> MATERIAL FOR THIS TASK:
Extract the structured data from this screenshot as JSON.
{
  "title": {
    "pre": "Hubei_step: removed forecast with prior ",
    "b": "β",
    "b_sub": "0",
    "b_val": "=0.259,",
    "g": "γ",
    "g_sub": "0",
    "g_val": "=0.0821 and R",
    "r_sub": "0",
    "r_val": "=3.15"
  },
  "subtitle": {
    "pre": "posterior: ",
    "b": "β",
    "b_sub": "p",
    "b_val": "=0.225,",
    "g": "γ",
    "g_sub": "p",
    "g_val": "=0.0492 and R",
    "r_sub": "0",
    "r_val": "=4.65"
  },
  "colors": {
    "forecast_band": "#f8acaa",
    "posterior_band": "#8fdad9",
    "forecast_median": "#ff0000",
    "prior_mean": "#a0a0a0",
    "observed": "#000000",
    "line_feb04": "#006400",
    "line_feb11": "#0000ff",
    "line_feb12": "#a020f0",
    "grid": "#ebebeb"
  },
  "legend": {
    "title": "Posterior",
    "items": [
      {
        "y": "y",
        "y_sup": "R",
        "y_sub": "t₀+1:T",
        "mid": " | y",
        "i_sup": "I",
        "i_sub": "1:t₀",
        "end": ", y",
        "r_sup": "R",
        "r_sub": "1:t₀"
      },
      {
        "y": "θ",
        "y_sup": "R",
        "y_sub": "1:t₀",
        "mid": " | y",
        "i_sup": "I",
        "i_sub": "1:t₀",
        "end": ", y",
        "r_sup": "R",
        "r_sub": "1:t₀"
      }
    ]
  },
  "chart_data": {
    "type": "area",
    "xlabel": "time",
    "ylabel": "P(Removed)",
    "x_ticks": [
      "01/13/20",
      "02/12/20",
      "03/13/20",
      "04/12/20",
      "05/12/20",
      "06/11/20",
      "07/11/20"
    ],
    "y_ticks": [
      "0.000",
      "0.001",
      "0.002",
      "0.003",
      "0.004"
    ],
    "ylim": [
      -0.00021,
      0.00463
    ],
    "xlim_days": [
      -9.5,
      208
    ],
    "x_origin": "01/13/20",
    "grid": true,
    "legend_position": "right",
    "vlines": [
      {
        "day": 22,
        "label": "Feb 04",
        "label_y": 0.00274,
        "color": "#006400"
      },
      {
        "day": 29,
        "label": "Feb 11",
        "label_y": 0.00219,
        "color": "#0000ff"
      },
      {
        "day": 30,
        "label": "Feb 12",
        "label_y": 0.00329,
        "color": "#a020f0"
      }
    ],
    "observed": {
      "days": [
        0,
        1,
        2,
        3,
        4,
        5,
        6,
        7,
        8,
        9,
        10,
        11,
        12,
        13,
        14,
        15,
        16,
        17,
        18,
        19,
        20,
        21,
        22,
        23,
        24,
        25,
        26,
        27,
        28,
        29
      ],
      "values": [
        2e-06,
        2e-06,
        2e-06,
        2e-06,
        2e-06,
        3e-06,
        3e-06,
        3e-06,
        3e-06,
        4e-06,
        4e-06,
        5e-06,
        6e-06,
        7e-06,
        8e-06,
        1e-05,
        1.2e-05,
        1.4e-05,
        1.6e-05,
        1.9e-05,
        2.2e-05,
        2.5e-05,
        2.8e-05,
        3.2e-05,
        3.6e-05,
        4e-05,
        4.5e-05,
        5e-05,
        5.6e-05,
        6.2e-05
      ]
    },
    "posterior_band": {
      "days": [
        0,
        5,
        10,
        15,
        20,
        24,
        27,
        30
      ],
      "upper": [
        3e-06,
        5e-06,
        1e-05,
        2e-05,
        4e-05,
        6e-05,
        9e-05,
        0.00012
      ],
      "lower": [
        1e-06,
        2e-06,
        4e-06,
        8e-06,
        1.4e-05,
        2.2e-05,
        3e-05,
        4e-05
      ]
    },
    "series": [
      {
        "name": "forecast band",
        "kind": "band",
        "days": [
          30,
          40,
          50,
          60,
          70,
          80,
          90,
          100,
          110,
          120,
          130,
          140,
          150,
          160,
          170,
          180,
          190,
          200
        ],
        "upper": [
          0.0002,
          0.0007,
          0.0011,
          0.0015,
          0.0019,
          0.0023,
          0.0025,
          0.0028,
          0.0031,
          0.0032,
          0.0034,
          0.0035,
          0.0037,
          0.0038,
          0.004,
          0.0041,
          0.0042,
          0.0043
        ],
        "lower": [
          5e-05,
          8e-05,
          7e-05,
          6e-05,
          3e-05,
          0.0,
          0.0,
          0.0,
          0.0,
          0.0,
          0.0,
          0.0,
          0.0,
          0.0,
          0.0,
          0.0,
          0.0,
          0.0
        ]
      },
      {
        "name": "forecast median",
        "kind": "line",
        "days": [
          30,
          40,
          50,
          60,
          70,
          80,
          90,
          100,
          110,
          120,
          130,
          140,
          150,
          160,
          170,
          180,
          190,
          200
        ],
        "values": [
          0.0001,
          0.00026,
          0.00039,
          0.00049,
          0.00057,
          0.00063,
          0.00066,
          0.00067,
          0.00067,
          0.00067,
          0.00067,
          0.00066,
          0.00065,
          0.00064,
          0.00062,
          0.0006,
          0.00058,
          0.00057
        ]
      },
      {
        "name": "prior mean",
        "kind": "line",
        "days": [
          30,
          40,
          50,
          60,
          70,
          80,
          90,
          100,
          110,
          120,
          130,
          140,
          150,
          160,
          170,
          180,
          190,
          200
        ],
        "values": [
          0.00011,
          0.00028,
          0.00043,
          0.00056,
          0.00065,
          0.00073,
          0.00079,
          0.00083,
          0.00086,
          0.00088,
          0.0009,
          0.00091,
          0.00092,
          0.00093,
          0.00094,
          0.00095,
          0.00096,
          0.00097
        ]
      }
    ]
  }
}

> EXERCISE BRIEF:
Write the data from above out again, exactly.

> FINISHED EXERCISE:
Extract the structured data from this screenshot as JSON.
{
  "title": {
    "pre": "Hubei_step: removed forecast with prior ",
    "b": "β",
    "b_sub": "0",
    "b_val": "=0.259,",
    "g": "γ",
    "g_sub": "0",
    "g_val": "=0.0821 and R",
    "r_sub": "0",
    "r_val": "=3.15"
  },
  "subtitle": {
    "pre": "posterior: ",
    "b": "β",
    "b_sub": "p",
    "b_val": "=0.225,",
    "g": "γ",
    "g_sub": "p",
    "g_val": "=0.0492 and R",
    "r_sub": "0",
    "r_val": "=4.65"
  },
  "colors": {
    "forecast_band": "#f8acaa",
    "posterior_band": "#8fdad9",
    "forecast_median": "#ff0000",
    "prior_mean": "#a0a0a0",
    "observed": "#000000",
    "line_feb04": "#006400",
    "line_feb11": "#0000ff",
    "line_feb12": "#a020f0",
    "grid": "#ebebeb"
  },
  "legend": {
    "title": "Posterior",
    "items": [
      {
        "y": "y",
        "y_sup": "R",
        "y_sub": "t₀+1:T",
        "mid": " | y",
        "i_sup": "I",
        "i_sub": "1:t₀",
        "end": ", y",
        "r_sup": "R",
        "r_sub": "1:t₀"
      },
      {
        "y": "θ",
        "y_sup": "R",
        "y_sub": "1:t₀",
        "mid": " | y",
        "i_sup": "I",
        "i_sub": "1:t₀",
        "end": ", y",
        "r_sup": "R",
        "r_sub": "1:t₀"
      }
    ]
  },
  "chart_data": {
    "type": "area",
    "xlabel": "time",
    "ylabel": "P(Removed)",
    "x_ticks": [
      "01/13/20",
      "02/12/20",
      "03/13/20",
      "04/12/20",
      "05/12/20",
      "06/11/20",
      "07/11/20"
    ],
    "y_ticks": [
      "0.000",
      "0.001",
      "0.002",
      "0.003",
      "0.004"
    ],
    "ylim": [
      -0.00021,
      0.00463
    ],
    "xlim_days": [
      -9.5,
      208
    ],
    "x_origin": "01/13/20",
    "grid": true,
    "legend_position": "right",
    "vlines": [
      {
        "day": 22,
        "label": "Feb 04",
        "label_y": 0.00274,
        "color": "#006400"
      },
      {
        "day": 29,
        "label": "Feb 11",
        "label_y": 0.00219,
        "color": "#0000ff"
      },
      {
        "day": 30,
        "label": "Feb 12",
        "label_y": 0.00329,
        "color": "#a020f0"
      }
    ],
    "observed": {
      "days": [
        0,
        1,
        2,
        3,
        4,
        5,
        6,
        7,
        8,
        9,
        10,
        11,
        12,
        13,
        14,
        15,
        16,
        17,
        18,
        19,
        20,
        21,
        22,
        23,
        24,
        25,
        26,
        27,
        28,
        29
      ],
      "values": [
        2e-06,
        2e-06,
        2e-06,
        2e-06,
        2e-06,
        3e-06,
        3e-06,
        3e-06,
        3e-06,
        4e-06,
        4e-06,
        5e-06,
        6e-06,
        7e-06,
        8e-06,
        1e-05,
        1.2e-05,
        1.4e-05,
        1.6e-05,
        1.9e-05,
        2.2e-05,
        2.5e-05,
        2.8e-05,
        3.2e-05,
        3.6e-05,
        4e-05,
        4.5e-05,
        5e-05,
        5.6e-05,
        6.2e-05
      ]
    },
    "posterior_band": {
      "days": [
        0,
        5,
        10,
        15,
        20,
        24,
        27,
        30
      ],
      "upper": [
        3e-06,
        5e-06,
        1e-05,
        2e-05,
        4e-05,
        6e-05,
        9e-05,
        0.00012
      ],
      "lower": [
        1e-06,
        2e-06,
        4e-06,
        8e-06,
        1.4e-05,
        2.2e-05,
        3e-05,
        4e-05
      ]
    },
    "series": [
      {
        "name": "forecast band",
        "kind": "band",
        "days": [
          30,
          40,
          50,
          60,
          70,
          80,
          90,
          100,
          110,
          120,
          130,
          140,
          150,
          160,
          170,
          180,
          190,
          200
        ],
        "upper": [
          0.0002,
          0.0007,
          0.0011,
          0.0015,
          0.0019,
          0.0023,
          0.0025,
          0.0028,
          0.0031,
          0.0032,
          0.0034,
          0.0035,
          0.0037,
          0.0038,
          0.004,
          0.0041,
          0.0042,
          0.0043
        ],
        "lower": [
          5e-05,
          8e-05,
          7e-05,
          6e-05,
          3e-05,
          0.0,
          0.0,
          0.0,
          0.0,
          0.0,
          0.0,
          0.0,
          0.0,
          0.0,
          0.0,
          0.0,
          0.0,
          0.0
        ]
      },
      {
        "name": "forecast median",
        "kind": "line",
        "days": [
          30,
          40,
          50,
          60,
          70,
          80,
          90,
          100,
          110,
          120,
          130,
          140,
          150,
          160,
          170,
          180,
          190,
          200
        ],
        "values": [
          0.0001,
          0.00026,
          0.00039,
          0.00049,
          0.00057,
          0.00063,
          0.00066,
          0.00067,
          0.00067,
          0.00067,
          0.00067,
          0.00066,
          0.00065,
          0.00064,
          0.00062,
          0.0006,
          0.00058,
          0.00057
        ]
      },
      {
        "name": "prior mean",
        "kind": "line",
        "days": [
          30,
          40,
          50,
          60,
          70,
          80,
          90,
          100,
          110,
          120,
          130,
          140,
          150,
          160,
          170,
          180,
          190,
          200
        ],
        "values": [
          0.00011,
          0.00028,
          0.00043,
          0.00056,
          0.00065,
          0.00073,
          0.00079,
          0.00083,
          0.00086,
          0.00088,
          0.0009,
          0.00091,
          0.00092,
          0.00093,
          0.00094,
          0.00095,
          0.00096,
          0.00097
        ]
      }
    ]
  }
}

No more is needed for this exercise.